* Begin SOURCE DATA *

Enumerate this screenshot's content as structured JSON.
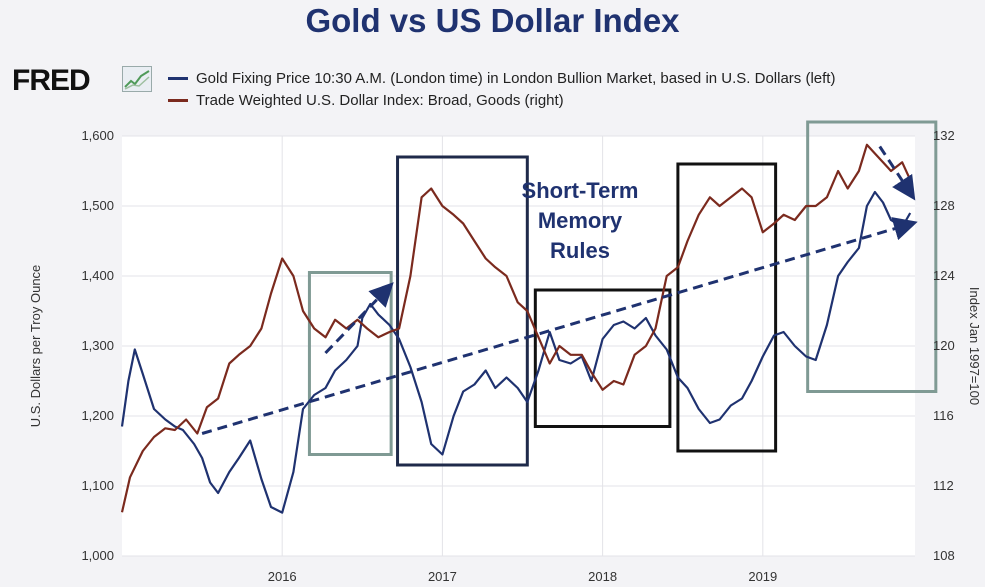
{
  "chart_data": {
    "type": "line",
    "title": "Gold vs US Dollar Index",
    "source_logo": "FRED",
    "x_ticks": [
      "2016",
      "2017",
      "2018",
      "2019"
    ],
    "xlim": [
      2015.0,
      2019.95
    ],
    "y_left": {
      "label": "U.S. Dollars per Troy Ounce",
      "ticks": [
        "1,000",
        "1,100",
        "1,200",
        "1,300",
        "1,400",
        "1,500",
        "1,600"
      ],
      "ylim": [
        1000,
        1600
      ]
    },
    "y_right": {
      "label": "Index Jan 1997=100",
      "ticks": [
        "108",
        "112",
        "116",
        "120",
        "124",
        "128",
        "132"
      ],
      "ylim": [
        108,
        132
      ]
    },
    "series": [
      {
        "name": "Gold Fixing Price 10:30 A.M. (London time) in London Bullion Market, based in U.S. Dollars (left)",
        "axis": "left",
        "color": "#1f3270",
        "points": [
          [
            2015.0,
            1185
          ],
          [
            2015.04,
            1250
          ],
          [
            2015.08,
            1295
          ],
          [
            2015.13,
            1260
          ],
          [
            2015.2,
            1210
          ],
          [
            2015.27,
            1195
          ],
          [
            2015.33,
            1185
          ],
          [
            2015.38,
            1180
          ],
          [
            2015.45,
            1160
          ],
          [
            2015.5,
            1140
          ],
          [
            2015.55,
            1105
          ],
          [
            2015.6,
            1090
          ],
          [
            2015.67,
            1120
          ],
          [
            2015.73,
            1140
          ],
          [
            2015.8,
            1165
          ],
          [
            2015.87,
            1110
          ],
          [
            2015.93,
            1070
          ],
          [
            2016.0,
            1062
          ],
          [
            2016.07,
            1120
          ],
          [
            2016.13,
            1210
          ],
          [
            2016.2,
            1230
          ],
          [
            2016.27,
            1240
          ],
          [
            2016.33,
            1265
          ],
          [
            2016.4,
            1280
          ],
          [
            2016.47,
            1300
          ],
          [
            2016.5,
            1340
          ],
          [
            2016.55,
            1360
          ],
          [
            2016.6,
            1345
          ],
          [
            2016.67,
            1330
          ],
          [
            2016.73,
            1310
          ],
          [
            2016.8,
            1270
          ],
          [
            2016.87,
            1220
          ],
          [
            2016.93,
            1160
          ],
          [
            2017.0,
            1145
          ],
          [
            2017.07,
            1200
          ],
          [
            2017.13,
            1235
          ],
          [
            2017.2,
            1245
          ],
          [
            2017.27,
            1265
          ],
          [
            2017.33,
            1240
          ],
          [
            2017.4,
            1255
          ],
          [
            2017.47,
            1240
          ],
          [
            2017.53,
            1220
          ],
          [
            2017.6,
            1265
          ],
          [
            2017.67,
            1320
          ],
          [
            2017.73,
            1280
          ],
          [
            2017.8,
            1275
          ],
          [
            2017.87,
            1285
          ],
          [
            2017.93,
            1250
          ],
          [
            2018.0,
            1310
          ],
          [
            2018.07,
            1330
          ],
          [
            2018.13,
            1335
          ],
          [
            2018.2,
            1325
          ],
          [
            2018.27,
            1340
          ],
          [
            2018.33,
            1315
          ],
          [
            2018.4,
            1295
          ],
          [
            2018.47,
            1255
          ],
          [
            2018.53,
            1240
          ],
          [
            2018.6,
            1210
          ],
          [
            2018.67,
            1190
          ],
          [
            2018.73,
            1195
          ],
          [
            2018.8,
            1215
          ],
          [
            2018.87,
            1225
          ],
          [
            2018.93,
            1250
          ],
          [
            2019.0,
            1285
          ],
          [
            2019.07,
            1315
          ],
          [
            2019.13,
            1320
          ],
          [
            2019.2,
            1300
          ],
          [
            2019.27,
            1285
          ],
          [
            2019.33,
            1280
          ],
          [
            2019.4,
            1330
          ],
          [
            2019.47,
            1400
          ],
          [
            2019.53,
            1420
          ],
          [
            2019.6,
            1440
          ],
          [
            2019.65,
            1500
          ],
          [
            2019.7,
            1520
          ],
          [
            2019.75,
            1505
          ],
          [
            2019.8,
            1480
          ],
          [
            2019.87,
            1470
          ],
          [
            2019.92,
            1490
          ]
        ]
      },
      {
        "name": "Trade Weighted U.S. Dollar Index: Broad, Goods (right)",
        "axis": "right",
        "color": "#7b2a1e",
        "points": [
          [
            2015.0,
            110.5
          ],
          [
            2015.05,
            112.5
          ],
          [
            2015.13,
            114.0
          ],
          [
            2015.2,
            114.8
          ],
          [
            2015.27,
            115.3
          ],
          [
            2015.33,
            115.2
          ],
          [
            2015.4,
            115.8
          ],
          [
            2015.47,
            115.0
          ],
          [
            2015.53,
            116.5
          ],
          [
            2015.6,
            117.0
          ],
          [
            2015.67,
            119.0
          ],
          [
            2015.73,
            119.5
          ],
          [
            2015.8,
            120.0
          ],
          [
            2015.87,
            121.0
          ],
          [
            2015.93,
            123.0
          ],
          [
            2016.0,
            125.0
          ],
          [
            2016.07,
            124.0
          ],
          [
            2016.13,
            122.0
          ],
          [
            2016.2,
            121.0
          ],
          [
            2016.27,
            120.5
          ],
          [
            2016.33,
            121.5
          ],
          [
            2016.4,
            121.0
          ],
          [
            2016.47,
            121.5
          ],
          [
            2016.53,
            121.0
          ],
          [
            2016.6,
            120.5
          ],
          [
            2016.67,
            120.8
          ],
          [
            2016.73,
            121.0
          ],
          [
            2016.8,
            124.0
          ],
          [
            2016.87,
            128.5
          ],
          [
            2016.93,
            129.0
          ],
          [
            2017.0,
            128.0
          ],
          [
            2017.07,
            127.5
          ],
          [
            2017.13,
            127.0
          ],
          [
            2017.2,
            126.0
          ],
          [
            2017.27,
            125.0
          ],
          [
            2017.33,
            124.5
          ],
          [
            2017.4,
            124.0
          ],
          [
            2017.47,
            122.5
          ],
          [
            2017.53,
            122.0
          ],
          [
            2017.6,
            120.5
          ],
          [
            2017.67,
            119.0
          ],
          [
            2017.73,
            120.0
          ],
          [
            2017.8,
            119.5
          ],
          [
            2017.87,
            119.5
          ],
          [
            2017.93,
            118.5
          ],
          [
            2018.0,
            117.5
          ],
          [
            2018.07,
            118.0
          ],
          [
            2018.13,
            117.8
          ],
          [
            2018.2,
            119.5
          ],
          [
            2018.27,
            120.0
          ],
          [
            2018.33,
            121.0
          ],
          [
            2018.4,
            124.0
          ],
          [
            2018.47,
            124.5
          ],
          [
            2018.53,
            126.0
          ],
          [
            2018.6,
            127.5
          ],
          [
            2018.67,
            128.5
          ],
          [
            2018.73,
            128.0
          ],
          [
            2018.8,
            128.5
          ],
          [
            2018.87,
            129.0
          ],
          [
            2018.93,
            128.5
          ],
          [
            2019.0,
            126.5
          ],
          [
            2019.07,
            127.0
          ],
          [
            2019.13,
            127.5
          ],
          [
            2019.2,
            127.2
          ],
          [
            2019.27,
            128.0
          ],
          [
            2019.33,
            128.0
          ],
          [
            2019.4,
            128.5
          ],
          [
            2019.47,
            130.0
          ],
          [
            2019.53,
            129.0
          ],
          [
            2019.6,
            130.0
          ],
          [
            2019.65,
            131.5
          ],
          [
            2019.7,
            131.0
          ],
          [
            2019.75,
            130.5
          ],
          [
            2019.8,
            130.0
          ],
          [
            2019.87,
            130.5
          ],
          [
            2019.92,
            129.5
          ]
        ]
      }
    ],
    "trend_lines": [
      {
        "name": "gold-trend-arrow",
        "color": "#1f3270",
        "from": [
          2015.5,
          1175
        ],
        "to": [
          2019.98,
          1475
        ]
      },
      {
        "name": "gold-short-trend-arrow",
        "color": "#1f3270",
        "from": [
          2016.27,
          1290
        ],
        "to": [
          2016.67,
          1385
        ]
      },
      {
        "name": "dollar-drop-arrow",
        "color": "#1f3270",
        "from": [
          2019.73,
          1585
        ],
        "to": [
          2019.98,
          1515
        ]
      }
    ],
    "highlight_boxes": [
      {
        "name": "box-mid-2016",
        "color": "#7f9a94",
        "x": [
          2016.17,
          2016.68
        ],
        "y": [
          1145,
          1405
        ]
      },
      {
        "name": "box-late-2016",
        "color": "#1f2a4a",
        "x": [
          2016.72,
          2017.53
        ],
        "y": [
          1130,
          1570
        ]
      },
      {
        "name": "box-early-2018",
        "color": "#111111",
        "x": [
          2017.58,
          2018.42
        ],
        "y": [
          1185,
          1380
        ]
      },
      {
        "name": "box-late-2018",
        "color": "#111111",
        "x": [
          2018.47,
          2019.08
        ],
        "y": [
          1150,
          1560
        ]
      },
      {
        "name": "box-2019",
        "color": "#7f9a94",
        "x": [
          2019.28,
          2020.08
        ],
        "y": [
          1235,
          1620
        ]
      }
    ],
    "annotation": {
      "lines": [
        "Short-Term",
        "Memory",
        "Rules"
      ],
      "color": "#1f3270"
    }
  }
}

* End SOURCE DATA *
* Begin SOURCE DATA *

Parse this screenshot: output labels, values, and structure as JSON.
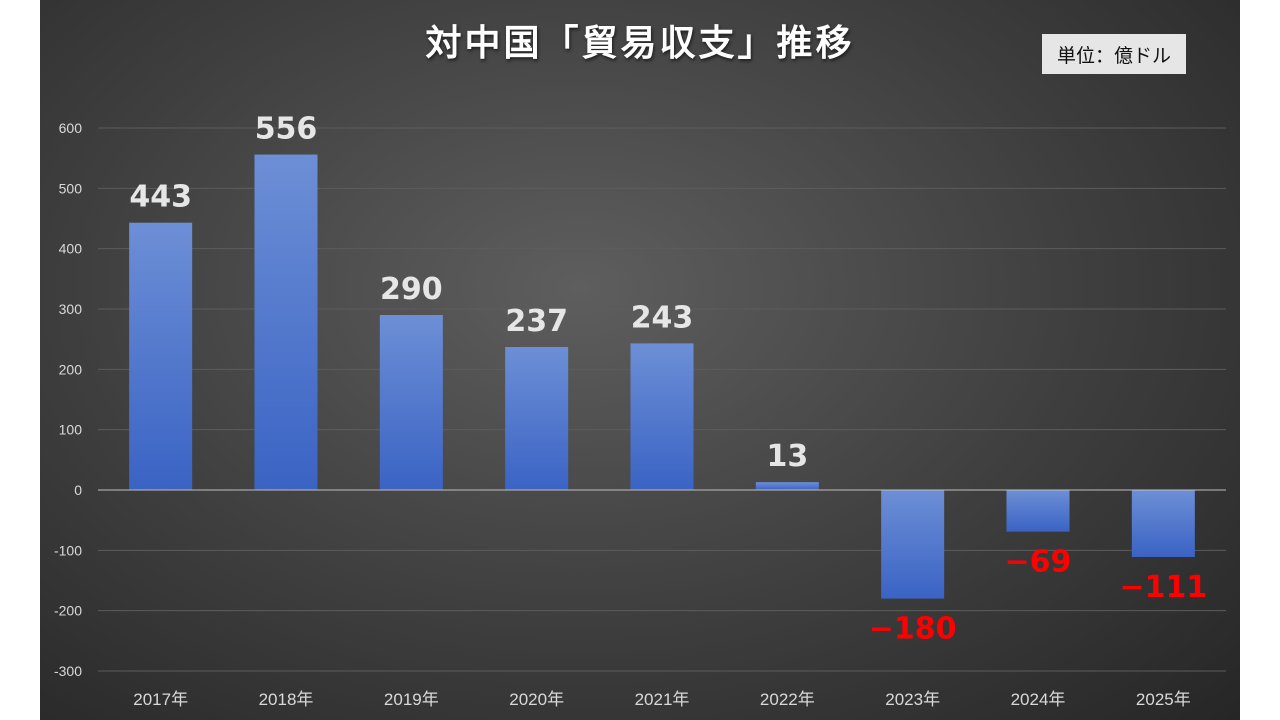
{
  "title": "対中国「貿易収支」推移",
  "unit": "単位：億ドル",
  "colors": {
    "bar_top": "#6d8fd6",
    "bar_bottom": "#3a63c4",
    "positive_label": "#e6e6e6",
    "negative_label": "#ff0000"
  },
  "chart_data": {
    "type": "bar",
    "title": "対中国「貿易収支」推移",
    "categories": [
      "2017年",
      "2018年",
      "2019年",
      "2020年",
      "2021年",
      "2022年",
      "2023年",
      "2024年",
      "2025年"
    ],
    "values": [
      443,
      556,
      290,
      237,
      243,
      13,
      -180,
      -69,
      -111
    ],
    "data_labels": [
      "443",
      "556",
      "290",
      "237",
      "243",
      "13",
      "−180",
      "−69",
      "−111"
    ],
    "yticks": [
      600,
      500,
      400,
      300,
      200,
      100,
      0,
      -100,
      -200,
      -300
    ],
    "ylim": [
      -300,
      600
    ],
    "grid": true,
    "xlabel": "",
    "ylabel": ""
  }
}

* End SOURCE DATA *

TO BE DONE: Determine how many lines of the entries above carry the string "this", and give that number alone.

RESULT: 2